- [Your instructions] Return all of the data exactly as written, without the pictures.

- [Dataset records]

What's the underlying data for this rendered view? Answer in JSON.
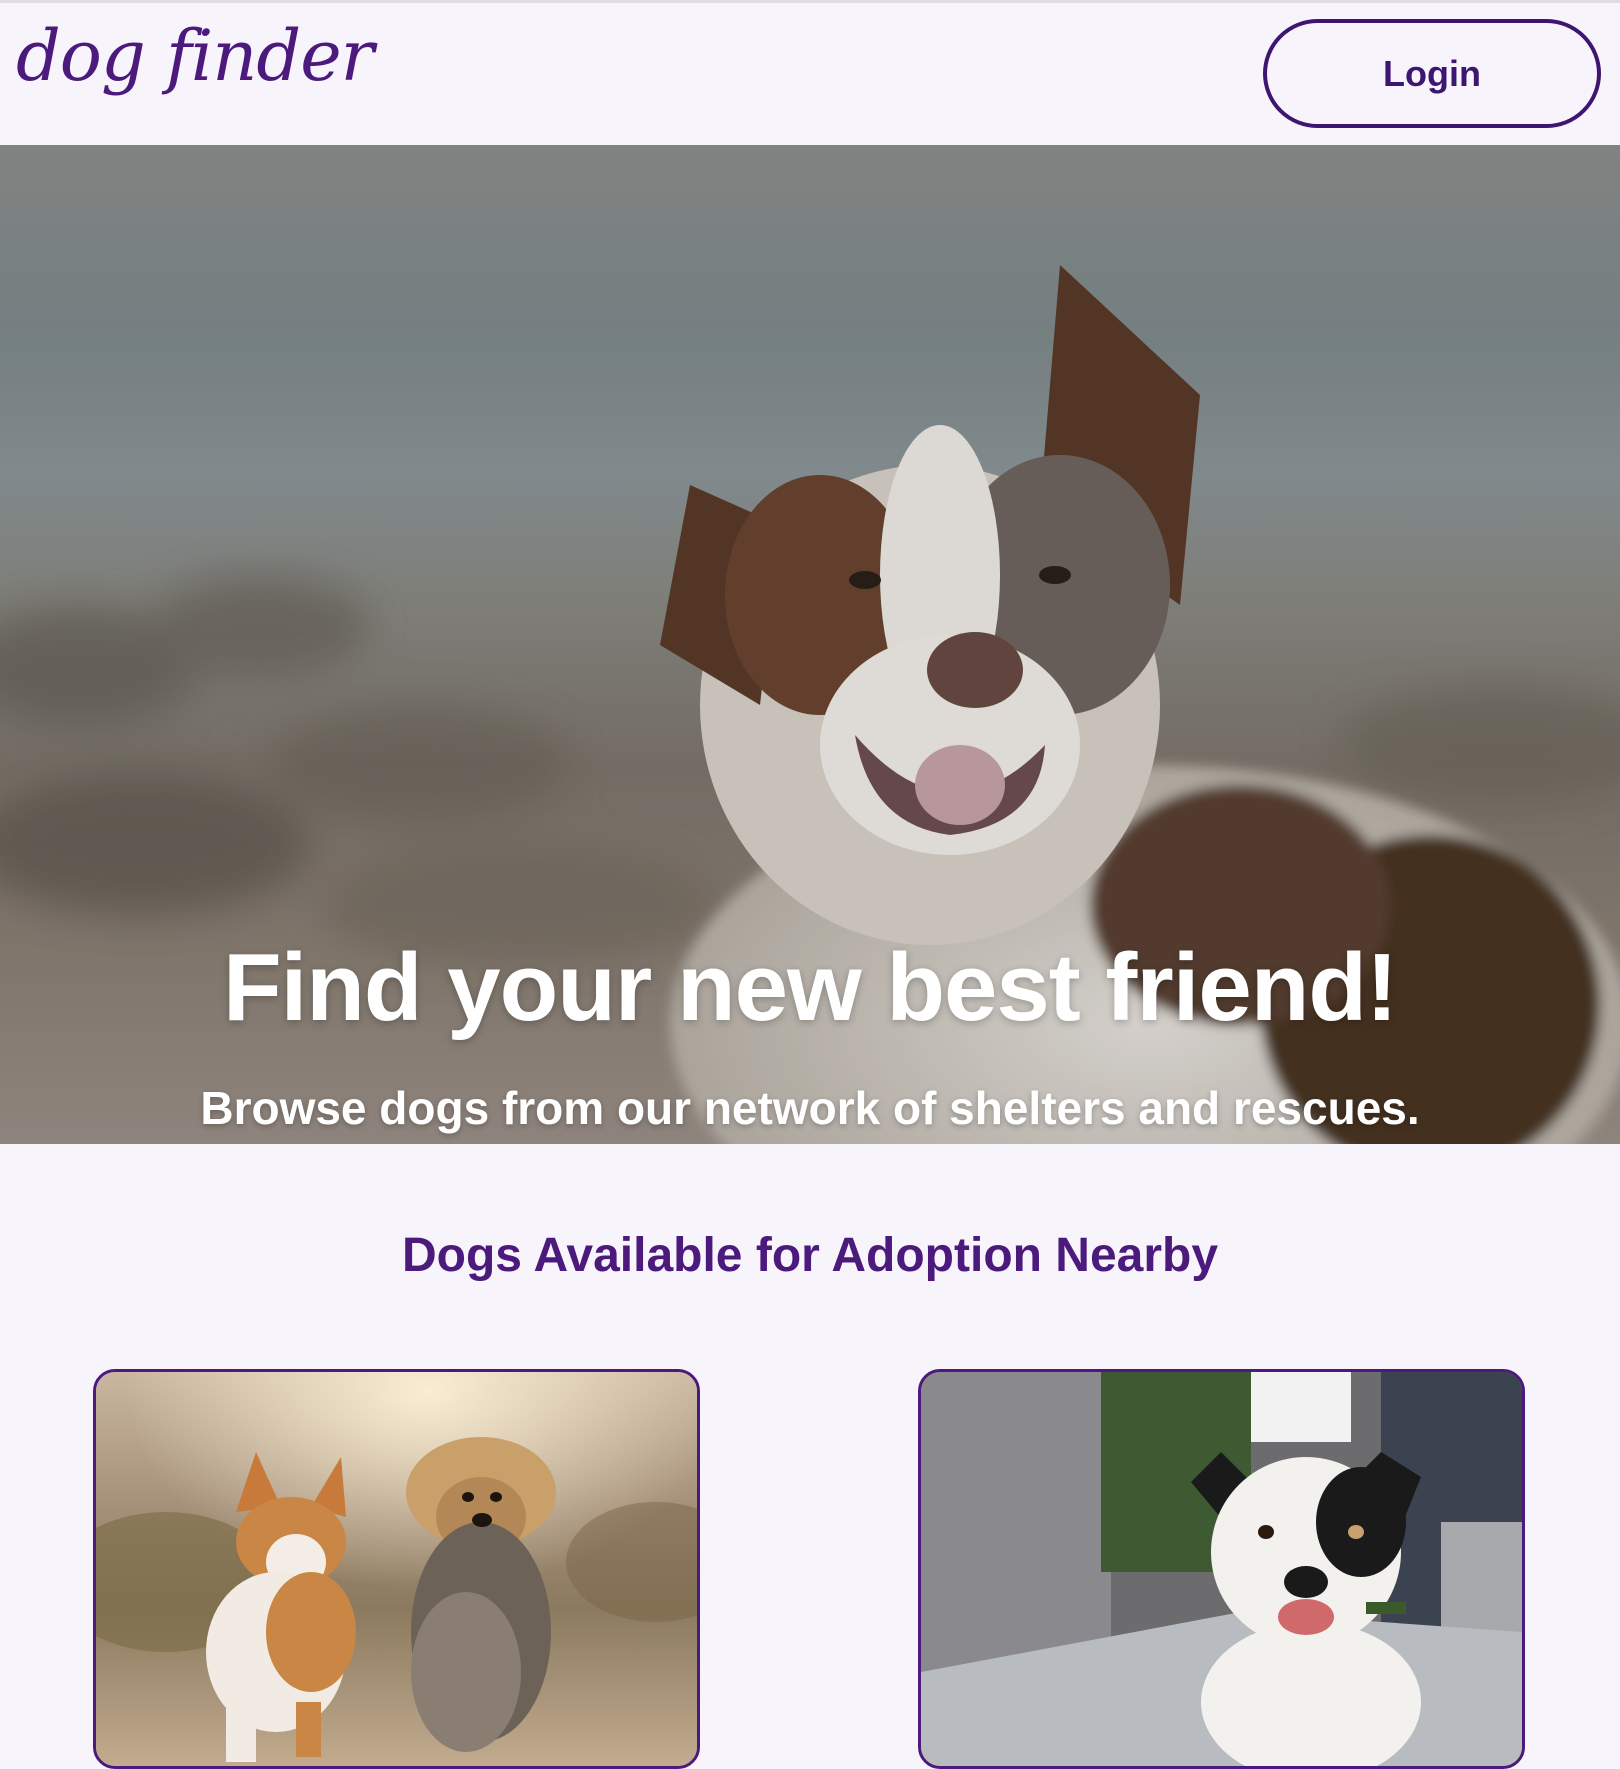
{
  "header": {
    "logo_text": "dog finder",
    "login_label": "Login"
  },
  "hero": {
    "title": "Find your new best friend!",
    "subtitle": "Browse dogs from our network of shelters and rescues."
  },
  "listings": {
    "title": "Dogs Available for Adoption Nearby"
  },
  "colors": {
    "brand_purple": "#4c1a7d",
    "background": "#f8f4fc"
  }
}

- [Answer to the task]
What's the underlying data for this rendered view? Answer in JSON.
{
  "header": {
    "logo_text": "dog finder",
    "login_label": "Login"
  },
  "hero": {
    "title": "Find your new best friend!",
    "subtitle": "Browse dogs from our network of shelters and rescues."
  },
  "listings": {
    "title": "Dogs Available for Adoption Nearby"
  },
  "colors": {
    "brand_purple": "#4c1a7d",
    "background": "#f8f4fc"
  }
}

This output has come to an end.